··· Extracted data

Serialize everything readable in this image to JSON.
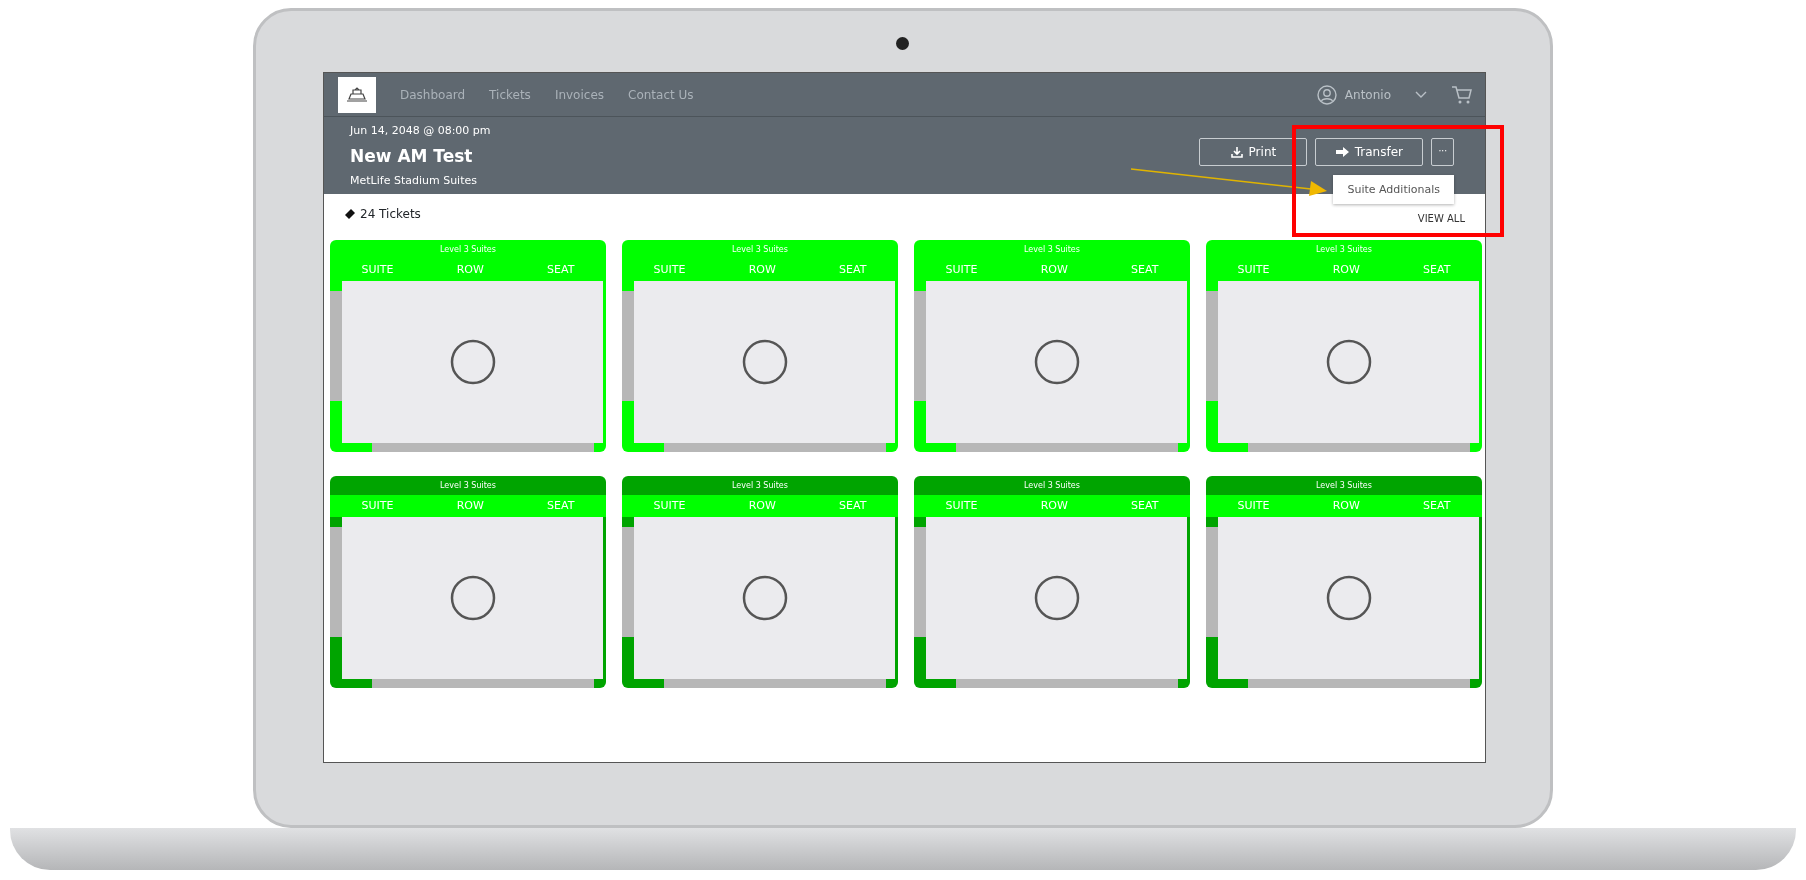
{
  "nav": {
    "items": [
      {
        "label": "Dashboard",
        "selected": false
      },
      {
        "label": "Tickets",
        "selected": false
      },
      {
        "label": "Invoices",
        "selected": false
      },
      {
        "label": "Contact Us",
        "selected": false
      }
    ],
    "user": "Antonio"
  },
  "event": {
    "date": "Jun 14, 2048 @ 08:00 pm",
    "title": "New AM Test",
    "venue": "MetLife Stadium Suites"
  },
  "actions": [
    "Print",
    "Transfer"
  ],
  "more_button": "···",
  "menu": {
    "items": [
      "Suite Additionals"
    ]
  },
  "tickets_count": "24 Tickets",
  "view_all": "VIEW ALL",
  "tickets": [
    {
      "title": "Level 3 Suites",
      "color": "#00ff00",
      "labels": [
        "SUITE",
        "ROW",
        "SEAT"
      ]
    },
    {
      "title": "Level 3 Suites",
      "color": "#00ff00",
      "labels": [
        "SUITE",
        "ROW",
        "SEAT"
      ]
    },
    {
      "title": "Level 3 Suites",
      "color": "#00ff00",
      "labels": [
        "SUITE",
        "ROW",
        "SEAT"
      ]
    },
    {
      "title": "Level 3 Suites",
      "color": "#00ff00",
      "labels": [
        "SUITE",
        "ROW",
        "SEAT"
      ]
    },
    {
      "title": "Level 3 Suites",
      "color": "#00a400",
      "labels": [
        "SUITE",
        "ROW",
        "SEAT"
      ]
    },
    {
      "title": "Level 3 Suites",
      "color": "#00a400",
      "labels": [
        "SUITE",
        "ROW",
        "SEAT"
      ]
    },
    {
      "title": "Level 3 Suites",
      "color": "#00a400",
      "labels": [
        "SUITE",
        "ROW",
        "SEAT"
      ]
    },
    {
      "title": "Level 3 Suites",
      "color": "#00a400",
      "labels": [
        "SUITE",
        "ROW",
        "SEAT"
      ]
    }
  ]
}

······

* Problem statement
Output the entries above exactly. Drop the pictures.

* Task solution
Serialize everything readable in this image to JSON.
{
  "nav": {
    "items": [
      {
        "label": "Dashboard",
        "selected": false
      },
      {
        "label": "Tickets",
        "selected": false
      },
      {
        "label": "Invoices",
        "selected": false
      },
      {
        "label": "Contact Us",
        "selected": false
      }
    ],
    "user": "Antonio"
  },
  "event": {
    "date": "Jun 14, 2048 @ 08:00 pm",
    "title": "New AM Test",
    "venue": "MetLife Stadium Suites"
  },
  "actions": [
    "Print",
    "Transfer"
  ],
  "more_button": "···",
  "menu": {
    "items": [
      "Suite Additionals"
    ]
  },
  "tickets_count": "24 Tickets",
  "view_all": "VIEW ALL",
  "tickets": [
    {
      "title": "Level 3 Suites",
      "color": "#00ff00",
      "labels": [
        "SUITE",
        "ROW",
        "SEAT"
      ]
    },
    {
      "title": "Level 3 Suites",
      "color": "#00ff00",
      "labels": [
        "SUITE",
        "ROW",
        "SEAT"
      ]
    },
    {
      "title": "Level 3 Suites",
      "color": "#00ff00",
      "labels": [
        "SUITE",
        "ROW",
        "SEAT"
      ]
    },
    {
      "title": "Level 3 Suites",
      "color": "#00ff00",
      "labels": [
        "SUITE",
        "ROW",
        "SEAT"
      ]
    },
    {
      "title": "Level 3 Suites",
      "color": "#00a400",
      "labels": [
        "SUITE",
        "ROW",
        "SEAT"
      ]
    },
    {
      "title": "Level 3 Suites",
      "color": "#00a400",
      "labels": [
        "SUITE",
        "ROW",
        "SEAT"
      ]
    },
    {
      "title": "Level 3 Suites",
      "color": "#00a400",
      "labels": [
        "SUITE",
        "ROW",
        "SEAT"
      ]
    },
    {
      "title": "Level 3 Suites",
      "color": "#00a400",
      "labels": [
        "SUITE",
        "ROW",
        "SEAT"
      ]
    }
  ]
}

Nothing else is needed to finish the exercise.